::: STORED RECORDS

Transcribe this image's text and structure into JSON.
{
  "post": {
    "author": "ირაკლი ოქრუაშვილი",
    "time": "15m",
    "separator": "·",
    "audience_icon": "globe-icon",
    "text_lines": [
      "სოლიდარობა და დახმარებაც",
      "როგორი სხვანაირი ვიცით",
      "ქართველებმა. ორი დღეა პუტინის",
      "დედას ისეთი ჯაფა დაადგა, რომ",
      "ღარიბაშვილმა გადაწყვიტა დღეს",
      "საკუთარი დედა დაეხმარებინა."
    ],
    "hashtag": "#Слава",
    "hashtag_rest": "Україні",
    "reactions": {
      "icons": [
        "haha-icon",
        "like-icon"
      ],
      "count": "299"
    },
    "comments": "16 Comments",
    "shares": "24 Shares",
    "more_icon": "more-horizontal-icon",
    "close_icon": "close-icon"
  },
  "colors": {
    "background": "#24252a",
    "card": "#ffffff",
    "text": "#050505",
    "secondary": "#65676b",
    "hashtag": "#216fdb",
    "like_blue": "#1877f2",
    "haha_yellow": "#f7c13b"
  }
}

::::::
::: STORED RECORDS

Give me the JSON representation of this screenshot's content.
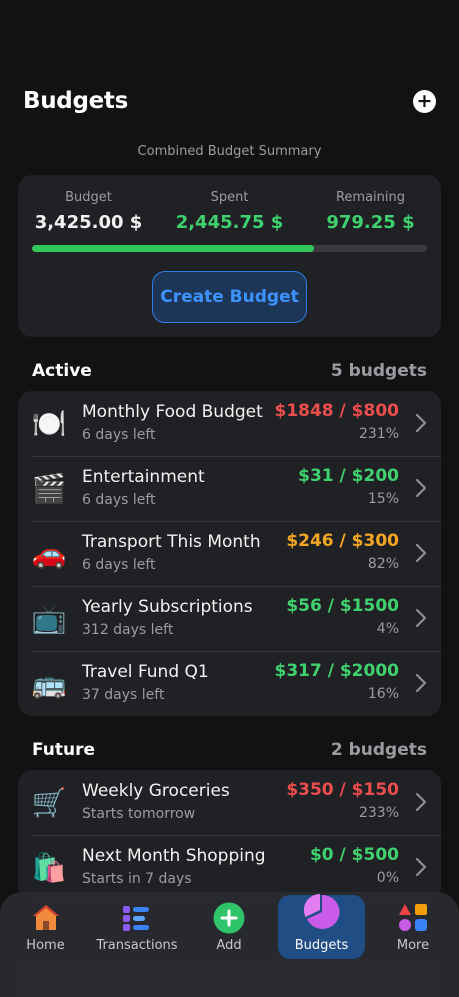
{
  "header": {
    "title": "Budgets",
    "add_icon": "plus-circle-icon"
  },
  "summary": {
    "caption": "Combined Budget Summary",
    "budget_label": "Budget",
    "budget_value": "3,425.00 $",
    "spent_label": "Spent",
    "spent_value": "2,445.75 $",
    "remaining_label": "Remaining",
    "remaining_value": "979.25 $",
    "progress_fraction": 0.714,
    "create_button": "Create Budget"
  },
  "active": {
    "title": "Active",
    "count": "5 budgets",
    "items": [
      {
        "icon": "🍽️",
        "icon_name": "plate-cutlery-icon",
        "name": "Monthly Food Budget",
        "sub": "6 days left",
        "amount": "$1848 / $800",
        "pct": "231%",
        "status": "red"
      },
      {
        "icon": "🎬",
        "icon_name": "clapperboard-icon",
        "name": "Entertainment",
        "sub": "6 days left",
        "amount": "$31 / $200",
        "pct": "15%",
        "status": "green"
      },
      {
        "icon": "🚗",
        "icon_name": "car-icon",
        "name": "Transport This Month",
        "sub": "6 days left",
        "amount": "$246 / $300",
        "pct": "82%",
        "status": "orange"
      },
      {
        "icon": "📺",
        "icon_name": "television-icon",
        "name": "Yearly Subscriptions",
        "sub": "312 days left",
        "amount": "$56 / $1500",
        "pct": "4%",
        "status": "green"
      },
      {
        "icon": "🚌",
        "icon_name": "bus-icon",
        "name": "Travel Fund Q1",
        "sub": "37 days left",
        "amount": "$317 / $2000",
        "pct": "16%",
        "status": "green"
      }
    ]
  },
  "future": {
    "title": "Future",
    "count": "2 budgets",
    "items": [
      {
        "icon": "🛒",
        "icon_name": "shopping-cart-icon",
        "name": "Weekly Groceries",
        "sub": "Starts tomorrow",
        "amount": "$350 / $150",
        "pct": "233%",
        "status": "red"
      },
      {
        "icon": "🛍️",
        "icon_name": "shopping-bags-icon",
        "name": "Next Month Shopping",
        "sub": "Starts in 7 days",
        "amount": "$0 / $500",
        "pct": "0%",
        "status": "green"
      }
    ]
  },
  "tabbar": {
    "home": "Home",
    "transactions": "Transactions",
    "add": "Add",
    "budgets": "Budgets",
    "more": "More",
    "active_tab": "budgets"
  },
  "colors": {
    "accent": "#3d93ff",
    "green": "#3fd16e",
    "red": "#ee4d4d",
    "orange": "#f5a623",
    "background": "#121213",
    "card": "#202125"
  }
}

::::::
::: STORED RECORDS

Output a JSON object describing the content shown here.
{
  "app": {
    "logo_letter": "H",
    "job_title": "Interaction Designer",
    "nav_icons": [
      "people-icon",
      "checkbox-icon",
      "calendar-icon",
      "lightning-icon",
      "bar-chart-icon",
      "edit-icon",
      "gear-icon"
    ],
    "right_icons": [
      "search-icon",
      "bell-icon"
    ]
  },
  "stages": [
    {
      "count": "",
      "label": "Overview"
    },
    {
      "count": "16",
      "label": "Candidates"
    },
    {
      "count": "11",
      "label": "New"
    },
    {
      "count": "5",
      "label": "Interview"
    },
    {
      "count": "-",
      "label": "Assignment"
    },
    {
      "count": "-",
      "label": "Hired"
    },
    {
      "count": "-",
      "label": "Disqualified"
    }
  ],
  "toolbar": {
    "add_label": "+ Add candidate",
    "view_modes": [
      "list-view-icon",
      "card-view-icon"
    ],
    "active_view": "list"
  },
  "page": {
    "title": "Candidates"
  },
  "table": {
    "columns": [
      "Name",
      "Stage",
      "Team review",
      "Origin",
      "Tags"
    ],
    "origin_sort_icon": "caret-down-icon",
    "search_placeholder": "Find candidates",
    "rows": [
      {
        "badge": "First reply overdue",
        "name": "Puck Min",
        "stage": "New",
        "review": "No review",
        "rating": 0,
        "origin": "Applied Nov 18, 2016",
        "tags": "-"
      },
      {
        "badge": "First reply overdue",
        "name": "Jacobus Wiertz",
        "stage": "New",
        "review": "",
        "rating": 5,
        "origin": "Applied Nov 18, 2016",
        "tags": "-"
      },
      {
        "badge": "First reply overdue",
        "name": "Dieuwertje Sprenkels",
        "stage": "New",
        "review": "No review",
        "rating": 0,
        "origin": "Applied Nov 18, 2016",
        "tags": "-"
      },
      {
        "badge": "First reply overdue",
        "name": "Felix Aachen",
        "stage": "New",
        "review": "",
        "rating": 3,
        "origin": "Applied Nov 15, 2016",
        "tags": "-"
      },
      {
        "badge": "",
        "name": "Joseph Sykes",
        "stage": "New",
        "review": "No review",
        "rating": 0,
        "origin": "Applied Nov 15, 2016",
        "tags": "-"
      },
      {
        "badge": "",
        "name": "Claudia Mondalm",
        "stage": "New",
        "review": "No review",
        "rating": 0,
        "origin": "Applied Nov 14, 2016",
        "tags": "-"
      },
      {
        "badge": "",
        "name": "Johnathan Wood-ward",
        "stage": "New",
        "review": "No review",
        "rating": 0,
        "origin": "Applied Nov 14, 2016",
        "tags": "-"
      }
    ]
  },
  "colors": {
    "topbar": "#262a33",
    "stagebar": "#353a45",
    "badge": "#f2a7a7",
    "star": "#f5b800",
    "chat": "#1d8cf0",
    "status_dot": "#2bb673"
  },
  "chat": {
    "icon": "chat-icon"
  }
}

::::::

• _WHAT YOU NEED TO DO_
Lines from the records above that hold "content" are the ones to list.

• _FULL OUTPUT_
Give me the JSON representation of this screenshot's content.
Output a JSON object describing the content shown here.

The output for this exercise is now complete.